─── Input rows ───
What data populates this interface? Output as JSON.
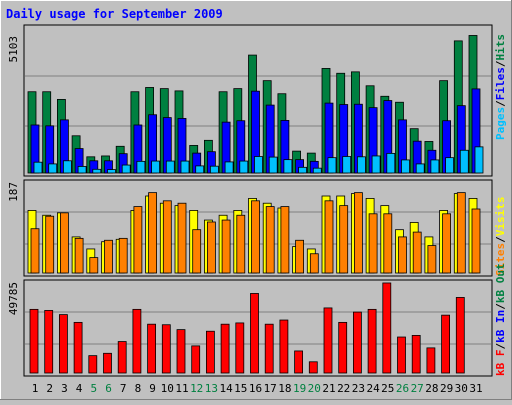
{
  "chart_data": [
    {
      "type": "bar",
      "title": "Daily usage for September 2009",
      "ylabel_top_value": "5103",
      "ymax": 5103,
      "categories": [
        "1",
        "2",
        "3",
        "4",
        "5",
        "6",
        "7",
        "8",
        "9",
        "10",
        "11",
        "12",
        "13",
        "14",
        "15",
        "16",
        "17",
        "18",
        "19",
        "20",
        "21",
        "22",
        "23",
        "24",
        "25",
        "26",
        "27",
        "28",
        "29",
        "30",
        "31"
      ],
      "weekend_days": [
        "5",
        "6",
        "12",
        "13",
        "19",
        "20",
        "26",
        "27"
      ],
      "series": [
        {
          "name": "Hits",
          "values": [
            2860,
            2860,
            2590,
            1310,
            570,
            600,
            940,
            2860,
            3010,
            2970,
            2890,
            970,
            1150,
            2860,
            2970,
            4150,
            3250,
            2790,
            770,
            700,
            3680,
            3510,
            3560,
            3070,
            2700,
            2490,
            1560,
            1110,
            3250,
            4650,
            4840
          ]
        },
        {
          "name": "Files",
          "values": [
            1690,
            1660,
            1870,
            860,
            430,
            430,
            680,
            1690,
            2050,
            1950,
            1920,
            700,
            750,
            1790,
            1840,
            2880,
            2390,
            1850,
            470,
            410,
            2460,
            2410,
            2420,
            2300,
            2550,
            1870,
            1120,
            800,
            1840,
            2370,
            2960
          ]
        },
        {
          "name": "Pages",
          "values": [
            380,
            320,
            430,
            230,
            130,
            120,
            280,
            410,
            420,
            420,
            420,
            250,
            240,
            390,
            420,
            580,
            560,
            470,
            200,
            170,
            540,
            580,
            570,
            600,
            690,
            460,
            320,
            460,
            540,
            800,
            920
          ]
        }
      ],
      "legend": [
        "Pages",
        "Files",
        "Hits"
      ],
      "colors": {
        "Pages": "#00c0ff",
        "Files": "#0000ff",
        "Hits": "#008040"
      }
    },
    {
      "type": "bar",
      "ylabel_top_value": "187",
      "ymax": 187,
      "series": [
        {
          "name": "Visits",
          "values": [
            130,
            120,
            125,
            75,
            50,
            65,
            70,
            130,
            160,
            145,
            140,
            130,
            110,
            120,
            130,
            155,
            145,
            135,
            55,
            50,
            160,
            160,
            165,
            155,
            140,
            90,
            105,
            75,
            130,
            165,
            155
          ]
        },
        {
          "name": "Sites",
          "values": [
            92,
            118,
            125,
            72,
            32,
            68,
            72,
            138,
            167,
            150,
            145,
            90,
            106,
            110,
            120,
            150,
            138,
            138,
            68,
            40,
            150,
            140,
            167,
            123,
            123,
            75,
            85,
            57,
            123,
            167,
            133
          ]
        }
      ],
      "legend": [
        "Sites",
        "Visits"
      ],
      "colors": {
        "Visits": "#ffff00",
        "Sites": "#ff8000"
      }
    },
    {
      "type": "bar",
      "ylabel_top_value": "49785",
      "ymax": 49785,
      "series": [
        {
          "name": "kB F",
          "values": [
            35200,
            34600,
            32300,
            28000,
            9600,
            10900,
            17400,
            35200,
            27000,
            26700,
            24000,
            15000,
            23100,
            27000,
            27700,
            44000,
            27000,
            29300,
            12200,
            6200,
            36000,
            28000,
            33700,
            35200,
            49800,
            19900,
            20800,
            13900,
            32000,
            41800,
            0
          ]
        }
      ],
      "legend": [
        "kB F",
        "kB In",
        "kB Out"
      ],
      "colors": {
        "kB F": "#ff0000",
        "kB In": "#0000ff",
        "kB Out": "#008040"
      }
    }
  ],
  "colors": {
    "background": "#c0c0c0",
    "title": "#0000ff",
    "weekday_label": "#000000",
    "weekend_label": "#008040"
  }
}
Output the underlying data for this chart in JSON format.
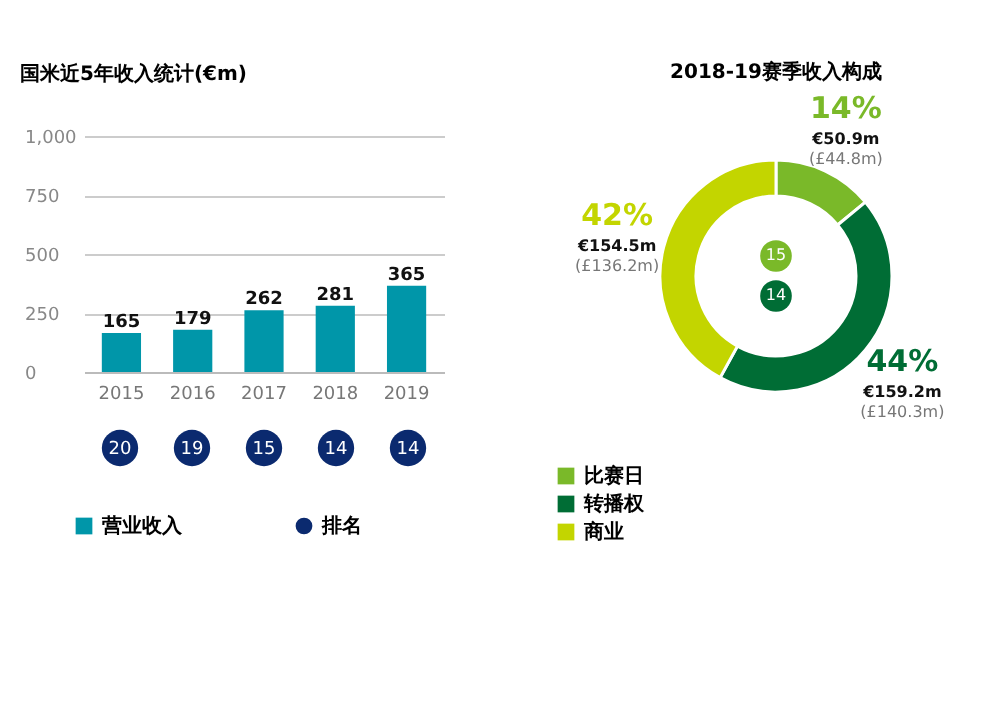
{
  "chart_data": [
    {
      "type": "bar",
      "title": "国米近5年收入统计(€m)",
      "categories": [
        "2015",
        "2016",
        "2017",
        "2018",
        "2019"
      ],
      "series": [
        {
          "name": "营业收入",
          "type": "bar",
          "color": "#0096a9",
          "values": [
            165,
            179,
            262,
            281,
            365
          ]
        }
      ],
      "ylim": [
        0,
        1000
      ],
      "yticks": [
        0,
        250,
        500,
        750,
        {
          "value": 1000,
          "label": "1,000"
        }
      ],
      "grid": "y",
      "data_labels": true,
      "legend": "bottom"
    },
    {
      "type": "other",
      "categories": [
        null,
        null,
        null,
        null,
        null
      ],
      "series": [
        {
          "name": "排名",
          "color": "#0b2a6f",
          "values": [
            20,
            19,
            15,
            14,
            14
          ]
        }
      ],
      "data_labels": true,
      "legend": "bottom"
    },
    {
      "type": "donut",
      "title": "2018-19赛季收入构成",
      "categories": [
        "比赛日",
        "转播权",
        "商业"
      ],
      "values": [
        14,
        44,
        42
      ],
      "colors": [
        "#7ab929",
        "#006d35",
        "#c3d500"
      ],
      "value_labels": [
        "14%",
        "44%",
        "42%"
      ],
      "annotations": [
        {
          "text": "€50.9m",
          "x": "比赛日"
        },
        {
          "text": "(£44.8m)",
          "x": "比赛日"
        },
        {
          "text": "€159.2m",
          "x": "转播权"
        },
        {
          "text": "(£140.3m)",
          "x": "转播权"
        },
        {
          "text": "€154.5m",
          "x": "商业"
        },
        {
          "text": "(£136.2m)",
          "x": "商业"
        },
        "15",
        "14"
      ],
      "legend": "bottom left"
    }
  ]
}
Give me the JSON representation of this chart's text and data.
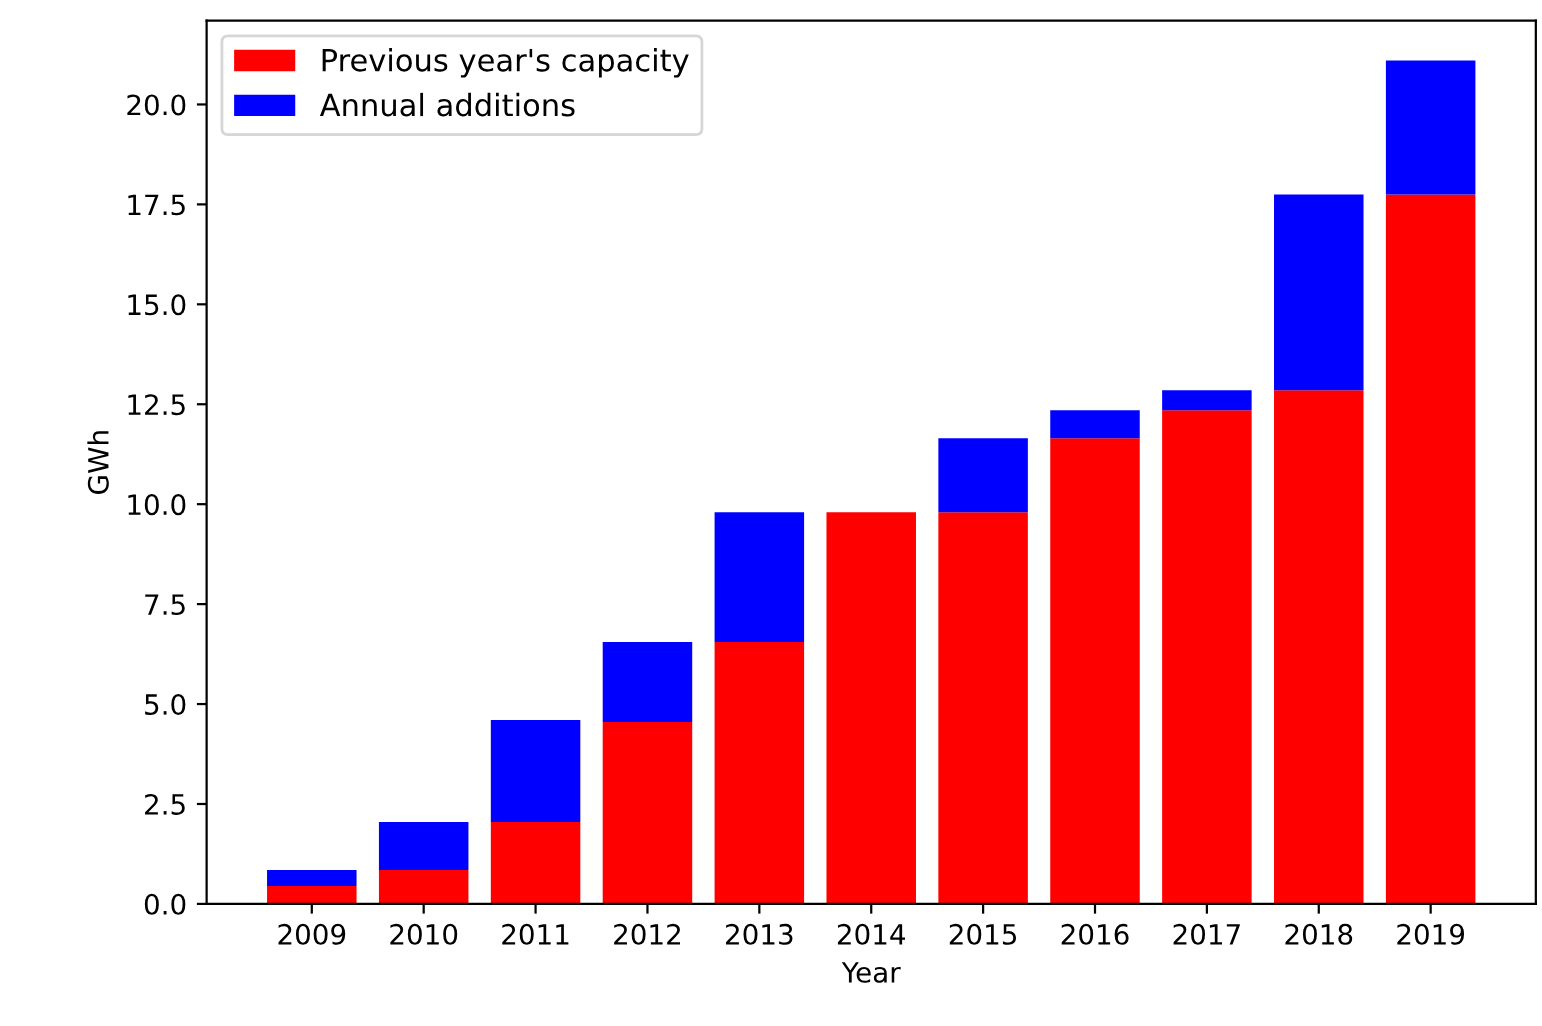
{
  "chart_data": {
    "type": "bar",
    "stacked": true,
    "xlabel": "Year",
    "ylabel": "GWh",
    "categories": [
      "2009",
      "2010",
      "2011",
      "2012",
      "2013",
      "2014",
      "2015",
      "2016",
      "2017",
      "2018",
      "2019"
    ],
    "series": [
      {
        "name": "Previous year's capacity",
        "color": "#ff0000",
        "values": [
          0.45,
          0.85,
          2.05,
          4.55,
          6.55,
          9.8,
          9.8,
          11.65,
          12.35,
          12.85,
          17.75
        ]
      },
      {
        "name": "Annual additions",
        "color": "#0000ff",
        "values": [
          0.4,
          1.2,
          2.55,
          2.0,
          3.25,
          0,
          1.85,
          0.7,
          0.5,
          4.9,
          3.35
        ]
      }
    ],
    "ylim": [
      0,
      22.1
    ],
    "yticks": [
      {
        "value": 0,
        "label": "0.0"
      },
      {
        "value": 2.5,
        "label": "2.5"
      },
      {
        "value": 5,
        "label": "5.0"
      },
      {
        "value": 7.5,
        "label": "7.5"
      },
      {
        "value": 10,
        "label": "10.0"
      },
      {
        "value": 12.5,
        "label": "12.5"
      },
      {
        "value": 15,
        "label": "15.0"
      },
      {
        "value": 17.5,
        "label": "17.5"
      },
      {
        "value": 20,
        "label": "20.0"
      }
    ],
    "grid": false,
    "legend": "top left"
  }
}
───
• What needs to be done:
In your copy, repeat each record exactly and include no pictures.

• Result for this task:
What data populates this interface? Output as JSON.
{
  "chart_data": [
    {
      "type": "bar",
      "title": "Daily usage for September 2009",
      "ylabel_top_value": "5103",
      "ymax": 5103,
      "categories": [
        "1",
        "2",
        "3",
        "4",
        "5",
        "6",
        "7",
        "8",
        "9",
        "10",
        "11",
        "12",
        "13",
        "14",
        "15",
        "16",
        "17",
        "18",
        "19",
        "20",
        "21",
        "22",
        "23",
        "24",
        "25",
        "26",
        "27",
        "28",
        "29",
        "30",
        "31"
      ],
      "weekend_days": [
        "5",
        "6",
        "12",
        "13",
        "19",
        "20",
        "26",
        "27"
      ],
      "series": [
        {
          "name": "Hits",
          "values": [
            2860,
            2860,
            2590,
            1310,
            570,
            600,
            940,
            2860,
            3010,
            2970,
            2890,
            970,
            1150,
            2860,
            2970,
            4150,
            3250,
            2790,
            770,
            700,
            3680,
            3510,
            3560,
            3070,
            2700,
            2490,
            1560,
            1110,
            3250,
            4650,
            4840
          ]
        },
        {
          "name": "Files",
          "values": [
            1690,
            1660,
            1870,
            860,
            430,
            430,
            680,
            1690,
            2050,
            1950,
            1920,
            700,
            750,
            1790,
            1840,
            2880,
            2390,
            1850,
            470,
            410,
            2460,
            2410,
            2420,
            2300,
            2550,
            1870,
            1120,
            800,
            1840,
            2370,
            2960
          ]
        },
        {
          "name": "Pages",
          "values": [
            380,
            320,
            430,
            230,
            130,
            120,
            280,
            410,
            420,
            420,
            420,
            250,
            240,
            390,
            420,
            580,
            560,
            470,
            200,
            170,
            540,
            580,
            570,
            600,
            690,
            460,
            320,
            460,
            540,
            800,
            920
          ]
        }
      ],
      "legend": [
        "Pages",
        "Files",
        "Hits"
      ],
      "colors": {
        "Pages": "#00c0ff",
        "Files": "#0000ff",
        "Hits": "#008040"
      }
    },
    {
      "type": "bar",
      "ylabel_top_value": "187",
      "ymax": 187,
      "series": [
        {
          "name": "Visits",
          "values": [
            130,
            120,
            125,
            75,
            50,
            65,
            70,
            130,
            160,
            145,
            140,
            130,
            110,
            120,
            130,
            155,
            145,
            135,
            55,
            50,
            160,
            160,
            165,
            155,
            140,
            90,
            105,
            75,
            130,
            165,
            155
          ]
        },
        {
          "name": "Sites",
          "values": [
            92,
            118,
            125,
            72,
            32,
            68,
            72,
            138,
            167,
            150,
            145,
            90,
            106,
            110,
            120,
            150,
            138,
            138,
            68,
            40,
            150,
            140,
            167,
            123,
            123,
            75,
            85,
            57,
            123,
            167,
            133
          ]
        }
      ],
      "legend": [
        "Sites",
        "Visits"
      ],
      "colors": {
        "Visits": "#ffff00",
        "Sites": "#ff8000"
      }
    },
    {
      "type": "bar",
      "ylabel_top_value": "49785",
      "ymax": 49785,
      "series": [
        {
          "name": "kB F",
          "values": [
            35200,
            34600,
            32300,
            28000,
            9600,
            10900,
            17400,
            35200,
            27000,
            26700,
            24000,
            15000,
            23100,
            27000,
            27700,
            44000,
            27000,
            29300,
            12200,
            6200,
            36000,
            28000,
            33700,
            35200,
            49800,
            19900,
            20800,
            13900,
            32000,
            41800,
            0
          ]
        }
      ],
      "legend": [
        "kB F",
        "kB In",
        "kB Out"
      ],
      "colors": {
        "kB F": "#ff0000",
        "kB In": "#0000ff",
        "kB Out": "#008040"
      }
    }
  ],
  "colors": {
    "background": "#c0c0c0",
    "title": "#0000ff",
    "weekday_label": "#000000",
    "weekend_label": "#008040"
  }
}
Output the underlying data for this chart in JSON format.
{
  "chart_data": [
    {
      "type": "bar",
      "title": "国米近5年收入统计(€m)",
      "categories": [
        "2015",
        "2016",
        "2017",
        "2018",
        "2019"
      ],
      "series": [
        {
          "name": "营业收入",
          "type": "bar",
          "color": "#0096a9",
          "values": [
            165,
            179,
            262,
            281,
            365
          ]
        }
      ],
      "ylim": [
        0,
        1000
      ],
      "yticks": [
        0,
        250,
        500,
        750,
        {
          "value": 1000,
          "label": "1,000"
        }
      ],
      "grid": "y",
      "data_labels": true,
      "legend": "bottom"
    },
    {
      "type": "other",
      "categories": [
        null,
        null,
        null,
        null,
        null
      ],
      "series": [
        {
          "name": "排名",
          "color": "#0b2a6f",
          "values": [
            20,
            19,
            15,
            14,
            14
          ]
        }
      ],
      "data_labels": true,
      "legend": "bottom"
    },
    {
      "type": "donut",
      "title": "2018-19赛季收入构成",
      "categories": [
        "比赛日",
        "转播权",
        "商业"
      ],
      "values": [
        14,
        44,
        42
      ],
      "colors": [
        "#7ab929",
        "#006d35",
        "#c3d500"
      ],
      "value_labels": [
        "14%",
        "44%",
        "42%"
      ],
      "annotations": [
        {
          "text": "€50.9m",
          "x": "比赛日"
        },
        {
          "text": "(£44.8m)",
          "x": "比赛日"
        },
        {
          "text": "€159.2m",
          "x": "转播权"
        },
        {
          "text": "(£140.3m)",
          "x": "转播权"
        },
        {
          "text": "€154.5m",
          "x": "商业"
        },
        {
          "text": "(£136.2m)",
          "x": "商业"
        },
        "15",
        "14"
      ],
      "legend": "bottom left"
    }
  ]
}
Give me the JSON representation of this chart's text and data.
{
  "chart_data": {
    "type": "bar",
    "stacked": true,
    "xlabel": "Year",
    "ylabel": "GWh",
    "categories": [
      "2009",
      "2010",
      "2011",
      "2012",
      "2013",
      "2014",
      "2015",
      "2016",
      "2017",
      "2018",
      "2019"
    ],
    "series": [
      {
        "name": "Previous year's capacity",
        "color": "#ff0000",
        "values": [
          0.45,
          0.85,
          2.05,
          4.55,
          6.55,
          9.8,
          9.8,
          11.65,
          12.35,
          12.85,
          17.75
        ]
      },
      {
        "name": "Annual additions",
        "color": "#0000ff",
        "values": [
          0.4,
          1.2,
          2.55,
          2.0,
          3.25,
          0,
          1.85,
          0.7,
          0.5,
          4.9,
          3.35
        ]
      }
    ],
    "ylim": [
      0,
      22.1
    ],
    "yticks": [
      {
        "value": 0,
        "label": "0.0"
      },
      {
        "value": 2.5,
        "label": "2.5"
      },
      {
        "value": 5,
        "label": "5.0"
      },
      {
        "value": 7.5,
        "label": "7.5"
      },
      {
        "value": 10,
        "label": "10.0"
      },
      {
        "value": 12.5,
        "label": "12.5"
      },
      {
        "value": 15,
        "label": "15.0"
      },
      {
        "value": 17.5,
        "label": "17.5"
      },
      {
        "value": 20,
        "label": "20.0"
      }
    ],
    "grid": false,
    "legend": "top left"
  }
}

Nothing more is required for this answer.